• 176
    her şeyi eleştirenleri hızını alamamış finansal özgürlüğümüze zincir vuran bu sistemden çıkmayı da eleştirmeye başlamış. paramızı el koyan sistemden çıkmak istiyor yönetim. 22 şubat 2024 sparta prag galatasaray maçınin sonucuna öfkelenip bu anlaşmadan çıkmayı eleştirenlerin bir durup düşünmesi lazım. bu ikisinin ne alakası olabilir? maçı kaybettik diye yapılan her şey yanlış mı oluyor?
  • 177
    gelirini devamlı emen, ona ket vuran ve hak edişlerinden gelen tutarı(uefa, naklen yayın, tff, oyuncu ürün satışı) o an bu sistemde hangi banka ve üst düzeyi sorumlusu onun o haftaki keyfine göre kesinti yapıldığı sarmaldan kurtulmak istememek akıl tutulmasıdır. gelen geliri düzgün yönettiğin sürece zaten bu tarz yüksek faizli banka borçlanmasına ihtiyaç kalmayacaktır.
  • 179
    sadece bize işleyen yapılanma. ben hayretler içerisindeyim. sponsorluklar, stad ve store gelirleri, oyuncu satışları derken galatasaray tarihinin rekor gelirini elde ettik. bu anlaşmadan çıkmak için varımızı yoğumuzu buraya aktardığımız söyleniyor.

= = = = =

# Verilen görev a
Galatasaray'ın banka anlaşmasını konu alan yukarıdaki metne göre şu ifadelerin her biri doğru mu: (i) 22 Şubat 2024'teki Sparta Prag–Galatasaray maçının sonucuna öfkelenenler vardır; (ii) Galatasaray tarihinin rekor geliri elde edilmiştir; (iii) gelir düzgün yönetilse bile yüksek faizli banka borçlanmasına ihtiyaç sürecektir? Her biri için evet ya da hayır deyip bunu belirleyen sözleri metinden aynen alıntılayın.

= = = = =

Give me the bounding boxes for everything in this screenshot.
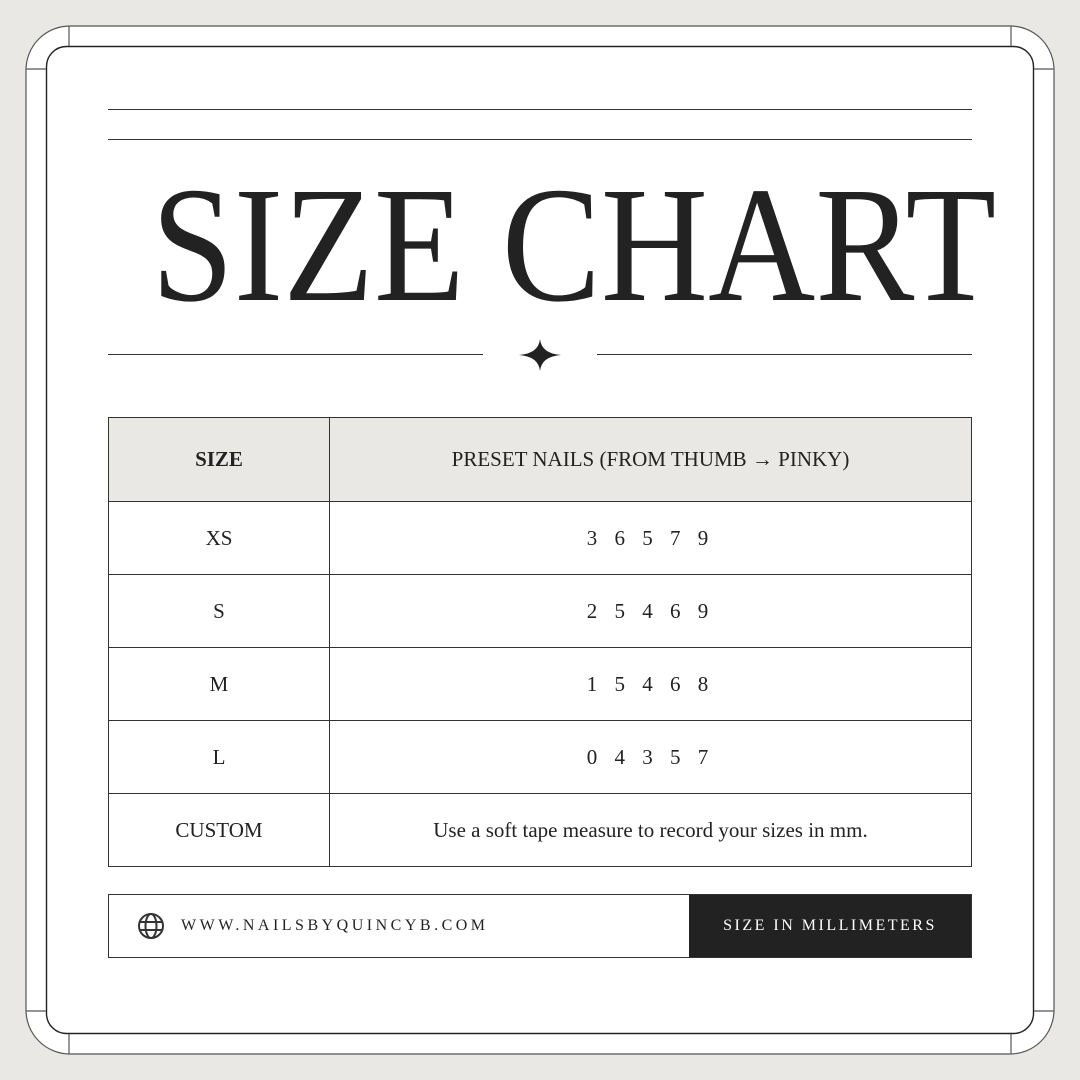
footer-bar: WWW.NAILSBYQUINCYB.COM SIZE IN MILLIMETE…: [108, 894, 972, 958]
divider-top-1: [108, 109, 972, 110]
table-row: M 1 5 4 6 8: [108, 647, 972, 721]
size-cell: M: [108, 647, 330, 721]
size-table: SIZE PRESET NAILS (FROM THUMB → PINKY) X…: [108, 417, 972, 867]
table-row: CUSTOM Use a soft tape measure to record…: [108, 793, 972, 867]
value-cell: 0 4 3 5 7: [329, 720, 972, 794]
size-cell: S: [108, 574, 330, 648]
website-link[interactable]: WWW.NAILSBYQUINCYB.COM: [109, 895, 689, 957]
divider-right: [597, 354, 972, 355]
globe-icon: [138, 913, 164, 939]
header-preset-nails: PRESET NAILS (FROM THUMB → PINKY): [329, 417, 972, 502]
value-cell: 1 5 4 6 8: [329, 647, 972, 721]
size-cell: XS: [108, 501, 330, 575]
value-cell: Use a soft tape measure to record your s…: [329, 793, 972, 867]
size-cell: L: [108, 720, 330, 794]
value-cell: 2 5 4 6 9: [329, 574, 972, 648]
divider-top-2: [108, 139, 972, 140]
website-text: WWW.NAILSBYQUINCYB.COM: [181, 917, 489, 934]
page-title: SIZE CHART: [151, 153, 997, 336]
size-cell: CUSTOM: [108, 793, 330, 867]
header-size: SIZE: [108, 417, 330, 502]
unit-label: SIZE IN MILLIMETERS: [689, 895, 971, 957]
table-header-row: SIZE PRESET NAILS (FROM THUMB → PINKY): [108, 417, 972, 502]
value-cell: 3 6 5 7 9: [329, 501, 972, 575]
divider-left: [108, 354, 483, 355]
table-row: S 2 5 4 6 9: [108, 574, 972, 648]
table-row: L 0 4 3 5 7: [108, 720, 972, 794]
sparkle-icon: [519, 339, 561, 371]
table-row: XS 3 6 5 7 9: [108, 501, 972, 575]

= = = = =

# Verilen görev b
Kayıtlarda "footer-bar: WWW.NAILSBYQUINCYB.COM SIZE" geçen satırdan "header-preset-nails: PRESET NAILS" geçen satıra kadar olan satırları, bu iki satır da dahil olmak üzere, hiç değiştirmeden yazın.

# Sorunun çözümü a
(i) Evet: "22 şubat 2024 sparta prag galatasaray maçınin sonucuna öfkelenip bu anlaşmadan çıkmayı eleştirenlerin bir durup düşünmesi lazım."
(ii) Evet: "galatasaray tarihinin rekor gelirini elde ettik."
(iii) Hayır: "gelen geliri düzgün yönettiğin sürece zaten bu tarz yüksek faizli banka borçlanmasına ihtiyaç kalmayacaktır."

# Sorunun çözümü b
footer-bar: WWW.NAILSBYQUINCYB.COM SIZE IN MILLIMETE…: [108, 894, 972, 958]
divider-top-1: [108, 109, 972, 110]
table-row: M 1 5 4 6 8: [108, 647, 972, 721]
size-cell: M: [108, 647, 330, 721]
size-table: SIZE PRESET NAILS (FROM THUMB → PINKY) X…: [108, 417, 972, 867]
table-row: CUSTOM Use a soft tape measure to record…: [108, 793, 972, 867]
value-cell: 0 4 3 5 7: [329, 720, 972, 794]
size-cell: S: [108, 574, 330, 648]
website-link[interactable]: WWW.NAILSBYQUINCYB.COM: [109, 895, 689, 957]
divider-right: [597, 354, 972, 355]
globe-icon: [138, 913, 164, 939]
header-preset-nails: PRESET NAILS (FROM THUMB → PINKY): [329, 417, 972, 502]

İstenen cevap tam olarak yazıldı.